The decrease in estrogen that occurs after menopause causes many different symptoms, including:
- Hot flashes: This is the most common symptom of menopause and perimenopause affecting up to 80% of women. They typically last 5–7 years but can last up to 10–15 years.
- Absence of menstrual cycles: This is the hallmark of menopause. Once a woman stops ovulating, her uterine lining no longer grows and sheds.
- Loss of bone density: Normally, bone remains strong by having a perfect balance between the cells that make bone (osteoblast) and cells that breakdown bone (osteoclast). Until menopause, estrogen protects bones from being broken down in excess by osteoclasts. When estrogen is lost and osteoclasts go unchecked, bone density is lost. This can result in osteoporosis leading to a higher risk of hip fractures, wrist fractures, and spine fractures, among others.
- Weight gain and bloating: Estrogen helps regulate the deposit of fat tissue. Many women gain weight during and after the menopausal transition.
- Mood changes: Mood changes, like depression, are common during perimenopause and menopause.
- Sleep disturbances: Sleep disturbances can be related to the underlying hormonal changes or simply from night sweats.
- Increased risk of cardiovascular disease. When estrogen levels decline, LDL cholesterol (the harmful kind) levels increase and HDL cholesterol (the positive kind) levels decrease. This causes fat and cholesterol to build up in the arteries which contributes to heart attack and stroke.
- Genital changes: These include vaginal shrinkage, thinning of the vaginal tissue, loss of vaginal folds, loss of vaginal lubrication, vaginal itching and discomfort, and painful sex (dyspareunia).
- Urinary symptoms: Women can feel the sudden need to urinate (urgency), frequent urination, and pain on urination—mimicking a urinary tract infection.

## PROVIDED DATA
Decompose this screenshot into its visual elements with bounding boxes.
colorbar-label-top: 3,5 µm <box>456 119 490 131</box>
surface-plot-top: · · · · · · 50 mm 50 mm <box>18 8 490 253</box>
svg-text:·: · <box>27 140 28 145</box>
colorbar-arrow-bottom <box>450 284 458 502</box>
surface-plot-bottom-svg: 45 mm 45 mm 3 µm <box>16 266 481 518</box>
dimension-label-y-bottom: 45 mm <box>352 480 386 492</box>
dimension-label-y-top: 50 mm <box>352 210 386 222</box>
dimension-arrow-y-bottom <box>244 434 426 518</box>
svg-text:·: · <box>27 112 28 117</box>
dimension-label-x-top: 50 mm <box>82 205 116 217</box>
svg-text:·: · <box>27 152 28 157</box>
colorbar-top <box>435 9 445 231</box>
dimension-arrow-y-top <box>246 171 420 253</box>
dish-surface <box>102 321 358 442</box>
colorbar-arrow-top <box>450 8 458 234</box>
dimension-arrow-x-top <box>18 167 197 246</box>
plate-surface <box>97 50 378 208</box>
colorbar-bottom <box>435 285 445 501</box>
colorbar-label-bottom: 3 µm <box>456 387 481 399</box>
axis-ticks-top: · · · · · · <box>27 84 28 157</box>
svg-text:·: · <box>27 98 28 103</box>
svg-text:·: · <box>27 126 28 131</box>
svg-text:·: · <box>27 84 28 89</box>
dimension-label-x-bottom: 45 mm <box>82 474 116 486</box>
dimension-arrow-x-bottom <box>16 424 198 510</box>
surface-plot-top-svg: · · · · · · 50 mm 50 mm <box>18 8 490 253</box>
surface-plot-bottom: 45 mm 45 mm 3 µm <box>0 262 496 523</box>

## TASK INSTRUCTIONS
According to the text on menopause symptoms, what share of women are affected by hot flashes? The records come from a separate source, not from the text on menopause symptoms.

## TASK RESPONSE
Up to 80% of women.